**ÉNONCÉ A**
Recopiez telles quelles les lignes des enregistrements, en commençant au début des enregistrements et en terminant à la ligne qui contient « tatami-line — [426, 592, 565, 594] », celle-ci comprise.

______

Je dois ajouter que, en 1967, quand nous sommes arrivés à Paris, nous avons aménagé, à peine quelques semaines plus tard, tout près de la rue Ballu, là où se trouve la résidence de Nadia Boulanger.

Le no 36 de la rue Ballu, devenu le no 3 de la place Lili-et-Nadia-Boulanger, où vécurent les deux sœurs de 1904 à leur mort. Une plaque leur rend hommage.

Donc, elle a vécu tout près de la dernière résidence d’Enescu, dans la rue de Clichy.

Mais, l’autographe de Nadia a été apposé, pas dans l’Athénée Roumain, mais dans la salle des concerts de la Radiodiffusion roumaine, que l’on nomme aussi « Sala Radio ».

« Sala Radio (en roumain pour « Radio Hall ») est une salle de concert du centre-ville de Bucarest. Construit en 1959 et ouvert en 1961, il est bien connu pour son acoustique impressionnante.
Par ailleurs, du point de vue architectural, le bâtiment a une très forte empreinte communiste. À l’intérieur, le bâtiment est exactement comme dans les années ‘70, vous donnant l’impression d’être au milieu d’un régime communiste. »,

selon le commentaire de TripAdvisor. 

Tout ça… c’est bien vrai ! 

Mais, au-delà de l’ambiance « Maison des syndicats » à Moscou en 1956, ce qui aujourd’hui fait « un peu vintage », la salle cache une ambiance chaleureuse, grâce aux murs revêtus de bois clair et du grand orgue impressionnant, qui couvre le haut du mur au fond de la scène. 

Aujourd’hui, le Festival Radiro (également connu sous le nom de « Festival international des orchestres radiophoniques »), qui a lieu entre les éditions du Festival Enescu est l’un des plus grands festivals de musique classique au monde, organisé en Roumanie. Il s’agit du plus grand festival international dédié aux orchestres symphoniques radiophoniques.

______

**ÉNONCÉ B**
Reproduisez mot pour mot le passage de l'extrait qui commence à « Par ailleurs, du » et se termine à « commentaire de TripAdvisor. ».

______

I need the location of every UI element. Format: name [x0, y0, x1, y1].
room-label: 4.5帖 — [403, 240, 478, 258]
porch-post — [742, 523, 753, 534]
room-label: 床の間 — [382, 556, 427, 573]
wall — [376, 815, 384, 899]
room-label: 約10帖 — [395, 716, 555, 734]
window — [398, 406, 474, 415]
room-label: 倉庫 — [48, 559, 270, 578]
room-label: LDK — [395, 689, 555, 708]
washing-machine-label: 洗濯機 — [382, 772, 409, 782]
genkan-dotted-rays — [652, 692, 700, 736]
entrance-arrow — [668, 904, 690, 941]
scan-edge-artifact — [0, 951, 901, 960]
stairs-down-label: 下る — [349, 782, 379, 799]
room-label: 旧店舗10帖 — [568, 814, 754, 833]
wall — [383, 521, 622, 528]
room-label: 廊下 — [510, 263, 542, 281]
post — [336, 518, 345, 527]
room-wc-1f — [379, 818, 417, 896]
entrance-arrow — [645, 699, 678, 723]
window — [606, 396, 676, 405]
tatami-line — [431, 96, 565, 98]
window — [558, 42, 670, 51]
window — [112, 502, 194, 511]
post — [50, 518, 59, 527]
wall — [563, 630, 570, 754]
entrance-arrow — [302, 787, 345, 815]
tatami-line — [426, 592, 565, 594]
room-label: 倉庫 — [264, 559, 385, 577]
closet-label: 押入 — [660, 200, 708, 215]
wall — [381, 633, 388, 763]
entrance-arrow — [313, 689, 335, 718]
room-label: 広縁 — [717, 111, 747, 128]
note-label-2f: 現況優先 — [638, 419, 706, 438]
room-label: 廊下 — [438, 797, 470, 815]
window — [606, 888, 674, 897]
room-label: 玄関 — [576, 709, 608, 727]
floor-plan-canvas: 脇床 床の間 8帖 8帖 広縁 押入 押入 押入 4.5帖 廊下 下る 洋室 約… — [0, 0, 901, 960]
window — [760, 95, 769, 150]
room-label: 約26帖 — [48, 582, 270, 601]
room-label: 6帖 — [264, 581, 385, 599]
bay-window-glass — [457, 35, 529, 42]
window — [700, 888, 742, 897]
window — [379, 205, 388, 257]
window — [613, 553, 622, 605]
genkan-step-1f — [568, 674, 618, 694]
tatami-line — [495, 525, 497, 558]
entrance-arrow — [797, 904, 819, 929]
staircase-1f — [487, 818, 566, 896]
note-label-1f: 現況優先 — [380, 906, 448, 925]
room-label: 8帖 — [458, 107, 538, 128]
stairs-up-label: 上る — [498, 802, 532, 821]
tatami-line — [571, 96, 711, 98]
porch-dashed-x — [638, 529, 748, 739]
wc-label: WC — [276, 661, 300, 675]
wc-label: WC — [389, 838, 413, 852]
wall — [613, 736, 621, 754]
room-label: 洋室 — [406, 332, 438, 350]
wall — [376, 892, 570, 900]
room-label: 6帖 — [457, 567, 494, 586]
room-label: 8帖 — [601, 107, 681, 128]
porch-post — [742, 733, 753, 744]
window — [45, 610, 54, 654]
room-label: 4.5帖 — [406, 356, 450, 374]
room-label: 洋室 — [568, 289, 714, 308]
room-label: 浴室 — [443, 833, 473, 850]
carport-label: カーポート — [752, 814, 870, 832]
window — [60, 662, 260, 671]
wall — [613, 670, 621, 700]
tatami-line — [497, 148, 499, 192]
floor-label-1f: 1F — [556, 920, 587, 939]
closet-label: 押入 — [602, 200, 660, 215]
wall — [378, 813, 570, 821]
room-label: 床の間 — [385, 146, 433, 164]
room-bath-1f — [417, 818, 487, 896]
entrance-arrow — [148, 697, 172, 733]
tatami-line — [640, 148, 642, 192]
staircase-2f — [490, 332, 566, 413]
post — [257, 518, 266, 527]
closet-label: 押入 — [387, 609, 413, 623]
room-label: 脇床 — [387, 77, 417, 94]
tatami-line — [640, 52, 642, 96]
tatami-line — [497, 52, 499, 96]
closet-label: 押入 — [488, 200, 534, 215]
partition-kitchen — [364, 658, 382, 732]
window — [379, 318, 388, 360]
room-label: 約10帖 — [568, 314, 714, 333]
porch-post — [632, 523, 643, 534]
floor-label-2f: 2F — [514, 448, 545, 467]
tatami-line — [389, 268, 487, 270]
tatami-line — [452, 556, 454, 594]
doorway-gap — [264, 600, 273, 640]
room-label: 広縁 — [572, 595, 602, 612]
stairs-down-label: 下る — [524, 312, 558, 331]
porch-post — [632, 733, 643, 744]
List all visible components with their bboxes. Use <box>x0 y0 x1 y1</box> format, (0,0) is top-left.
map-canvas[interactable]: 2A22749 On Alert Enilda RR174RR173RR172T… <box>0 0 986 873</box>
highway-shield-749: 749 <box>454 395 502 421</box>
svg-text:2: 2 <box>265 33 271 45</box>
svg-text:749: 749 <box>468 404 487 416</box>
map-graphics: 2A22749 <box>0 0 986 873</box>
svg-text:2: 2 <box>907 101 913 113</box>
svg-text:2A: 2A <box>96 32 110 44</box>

______

**SOLUTION A**
I need the location of every UI element. Format: name [x0, y0, x1, y1].
room-label: 4.5帖 — [403, 240, 478, 258]
porch-post — [742, 523, 753, 534]
room-label: 床の間 — [382, 556, 427, 573]
wall — [376, 815, 384, 899]
room-label: 約10帖 — [395, 716, 555, 734]
window — [398, 406, 474, 415]
room-label: 倉庫 — [48, 559, 270, 578]
room-label: LDK — [395, 689, 555, 708]
washing-machine-label: 洗濯機 — [382, 772, 409, 782]
genkan-dotted-rays — [652, 692, 700, 736]
entrance-arrow — [668, 904, 690, 941]
scan-edge-artifact — [0, 951, 901, 960]
stairs-down-label: 下る — [349, 782, 379, 799]
room-label: 旧店舗10帖 — [568, 814, 754, 833]
wall — [383, 521, 622, 528]
room-label: 廊下 — [510, 263, 542, 281]
post — [336, 518, 345, 527]
room-wc-1f — [379, 818, 417, 896]
entrance-arrow — [645, 699, 678, 723]
window — [606, 396, 676, 405]
tatami-line — [431, 96, 565, 98]
window — [558, 42, 670, 51]
window — [112, 502, 194, 511]
post — [50, 518, 59, 527]
wall — [563, 630, 570, 754]
entrance-arrow — [302, 787, 345, 815]
tatami-line — [426, 592, 565, 594]

**SOLUTION B**
Par ailleurs, du point de vue architectural, le bâtiment a une très forte empreinte communiste. À l’intérieur, le bâtiment est exactement comme dans les années ‘70, vous donnant l’impression d’être au milieu d’un régime communiste. »,

selon le commentaire de TripAdvisor.